Научная фантастика, давая явлениям рациональные объяснения, научно истолковывая историю природы и общества, тем самым уже вступает в противоречие с религией, рисующей совершенно иную картину мира и выводящей его существование только из одной - сверхъестественной - причины. Она "провинилась" перед религией еще и тем, что, заглядывая в будущее, всегда отказывала в нем последней. Заметим, что ни в одном рассказе настоящего сборника, которые можно отнести к собственно научной фантастике, бог так и не появляется, и это можно считать законом для жанра. То, что он присутствует в оставшемся за пределами книги романе Карела Чапека "Фабрика Абсолюта", о котором речь пойдет ниже, кажется исключением, опровергающим общее правило, однако не трудно установить, что у Чапека научная фантастика заканчивается и переходит в гротеск там, где президент Бонди спускается в подвал посмотреть на карбюратор инженера Марека. Именно инженеру Мареку, кстати говоря, принадлежат слова: "Наука не может допустить существования бога… И я убежден, что наука постепенно, шаг за шагом, вытеснит бога или хотя бы ограничит его влияние; я убежден, что в этом высочайшее ее назначение". Чапек отправляет бога в мир, и тот безраздельно царит в романе, оттеснив науку на первые несколько страниц. Но какими унижениями от нее ему приходится расплачиваться за внимание автора к его особе! Во-первых, бога "вырабатывают чистейшим машинным способом". Во-вторых, исследуют его физико-химические свойства ("Чистый Абсолют проникает через любые тела, через твердые, правда, несколько медленнее. В воздухе он распространяется со скоростью света… В присутствии Абсолюта любой источник света испускает лучистую энергию гораздо интенсивнее") и даже измеряют его ("В поперечнике у него около шестисот метров, на краях он приметно слабеет" - это относится к "землечерпальному" богу, а ведь есть еще "карусельный" и т. п.). И в довершение всего его деятельности на благо человечества выносят очень низкую оценку: "Он всемогущ, а сотворил лишь хаос".

[Сохранённые записи данных]
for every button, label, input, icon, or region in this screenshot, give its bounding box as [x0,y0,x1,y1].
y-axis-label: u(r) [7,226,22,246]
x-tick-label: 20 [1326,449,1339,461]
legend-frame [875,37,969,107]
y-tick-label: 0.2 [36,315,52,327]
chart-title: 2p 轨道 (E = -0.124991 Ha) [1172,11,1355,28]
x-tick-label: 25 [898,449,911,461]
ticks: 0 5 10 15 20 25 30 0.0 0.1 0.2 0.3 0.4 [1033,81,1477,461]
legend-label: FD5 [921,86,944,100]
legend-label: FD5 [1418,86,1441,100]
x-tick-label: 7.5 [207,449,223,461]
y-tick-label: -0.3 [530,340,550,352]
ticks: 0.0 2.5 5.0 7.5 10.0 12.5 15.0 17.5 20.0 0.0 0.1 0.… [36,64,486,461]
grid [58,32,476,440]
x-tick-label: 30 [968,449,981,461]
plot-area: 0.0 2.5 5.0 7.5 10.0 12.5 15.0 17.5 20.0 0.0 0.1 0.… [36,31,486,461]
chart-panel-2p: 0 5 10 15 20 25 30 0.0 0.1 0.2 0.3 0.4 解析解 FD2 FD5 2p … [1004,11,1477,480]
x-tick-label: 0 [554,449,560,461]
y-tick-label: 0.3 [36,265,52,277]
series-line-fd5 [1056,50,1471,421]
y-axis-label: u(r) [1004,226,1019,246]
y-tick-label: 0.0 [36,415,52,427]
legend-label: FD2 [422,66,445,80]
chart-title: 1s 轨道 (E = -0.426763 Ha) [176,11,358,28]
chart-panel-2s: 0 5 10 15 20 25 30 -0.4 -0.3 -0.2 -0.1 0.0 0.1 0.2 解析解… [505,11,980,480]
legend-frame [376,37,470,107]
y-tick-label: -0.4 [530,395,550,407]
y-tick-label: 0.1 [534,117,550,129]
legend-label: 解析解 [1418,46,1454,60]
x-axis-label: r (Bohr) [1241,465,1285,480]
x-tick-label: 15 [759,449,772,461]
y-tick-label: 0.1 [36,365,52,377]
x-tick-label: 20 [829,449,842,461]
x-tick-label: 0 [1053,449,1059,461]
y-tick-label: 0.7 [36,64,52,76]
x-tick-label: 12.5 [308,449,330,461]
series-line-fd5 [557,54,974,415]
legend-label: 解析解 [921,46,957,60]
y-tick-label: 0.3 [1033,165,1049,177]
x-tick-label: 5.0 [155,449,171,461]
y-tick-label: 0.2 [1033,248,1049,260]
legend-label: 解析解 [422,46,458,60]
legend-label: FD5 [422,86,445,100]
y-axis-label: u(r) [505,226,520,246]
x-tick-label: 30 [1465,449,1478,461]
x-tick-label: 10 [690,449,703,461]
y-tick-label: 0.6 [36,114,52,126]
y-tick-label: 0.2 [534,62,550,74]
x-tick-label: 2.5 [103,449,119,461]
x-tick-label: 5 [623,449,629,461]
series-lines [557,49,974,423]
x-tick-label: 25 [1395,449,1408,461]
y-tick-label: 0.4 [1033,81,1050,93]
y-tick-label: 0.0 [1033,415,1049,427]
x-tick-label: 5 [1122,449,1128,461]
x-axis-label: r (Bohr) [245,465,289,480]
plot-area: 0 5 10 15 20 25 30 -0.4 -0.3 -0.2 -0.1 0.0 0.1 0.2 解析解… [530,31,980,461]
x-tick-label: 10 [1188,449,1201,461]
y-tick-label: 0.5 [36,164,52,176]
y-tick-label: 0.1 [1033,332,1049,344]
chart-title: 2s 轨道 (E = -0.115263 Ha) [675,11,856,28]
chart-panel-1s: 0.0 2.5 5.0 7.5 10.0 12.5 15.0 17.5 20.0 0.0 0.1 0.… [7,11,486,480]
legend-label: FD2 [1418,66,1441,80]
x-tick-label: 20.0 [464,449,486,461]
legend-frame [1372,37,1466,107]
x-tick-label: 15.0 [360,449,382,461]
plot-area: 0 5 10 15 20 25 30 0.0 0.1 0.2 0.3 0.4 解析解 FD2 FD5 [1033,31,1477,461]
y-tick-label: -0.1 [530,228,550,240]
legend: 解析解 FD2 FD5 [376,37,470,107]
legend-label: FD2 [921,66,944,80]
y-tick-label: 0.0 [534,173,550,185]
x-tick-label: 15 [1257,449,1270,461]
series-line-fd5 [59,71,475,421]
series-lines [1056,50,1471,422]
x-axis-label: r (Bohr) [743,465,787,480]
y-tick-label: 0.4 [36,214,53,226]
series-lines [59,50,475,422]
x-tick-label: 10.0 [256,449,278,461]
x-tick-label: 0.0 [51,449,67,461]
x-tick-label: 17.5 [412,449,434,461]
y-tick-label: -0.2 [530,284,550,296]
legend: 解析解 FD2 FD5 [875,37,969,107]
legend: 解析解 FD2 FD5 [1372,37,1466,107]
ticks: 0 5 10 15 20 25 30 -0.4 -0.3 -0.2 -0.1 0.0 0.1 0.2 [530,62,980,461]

СУТЬ ЗАДАНИЯ >>
- 1) Кому в тексте о научной фантастике и религии принадлежат слова о том, что наука не может допустить существования бога?
- 2) Допишите продолжение текста о научной фантастике и религии, начав сразу после его последнего предложения.
Записи для работы не понадобятся.

ОТВЕТЫ К УПРАЖНЕНИЮ >>
- 1) Инженеру Мареку.

- 2)
Слова инженера Марека удивительным образом перекликаются с утверждением Мустафы Монда из романа-антиутопии Олдоса Хаксли "О дивный новый мир":
"Бог несовместим с машинами, научной медициной и всеобщим счастьем". Не слышатся ли в этом афоризме отзвуки горделивого равнодушия, с каким Пьер Симон Лаплас, знаменитый физик-астроном и математик, создатель теории образования Солнечной системы из вращающейся газовой туманности, ответил на вопрос Наполеона о том, почему он в своей "Небесной механике" ни разу не упомянул бога: "Я не нуждаюсь в подобной гипотезе"?
Впрочем, противоборства с наукой не выдерживает не только бог, но и его антипод - дьявол. В качестве примера можно привести "Договор" Уинстона П. Сэндерса.
К паре Мустафа Монд - Лаплас нетрудно добавить еще одну: Урбен Жан Леверье - Атон. Первый в 1846 году вычислил орбиту и положение невидимой с Земли планеты (ею оказался Нептун), второй повторил его подвиг в рассказе Айзека Азимова "И Тьма пришла".
Подобным аналогиям в современной фантастике несть числа. Чаще всего толчком для них служит предшествующая литературная традиция. Это не удивительно: ведь фантастика, согласно свидетельству все того же Станислава Лема, "с самого начала жила в долг - зачерпывая пригоршнями из сокровищниц всевозможного фольклора, из мифологии разных стран, из преданий, раздувая то, что охотно называется "архетипическими символами", до трансгалактических размеров".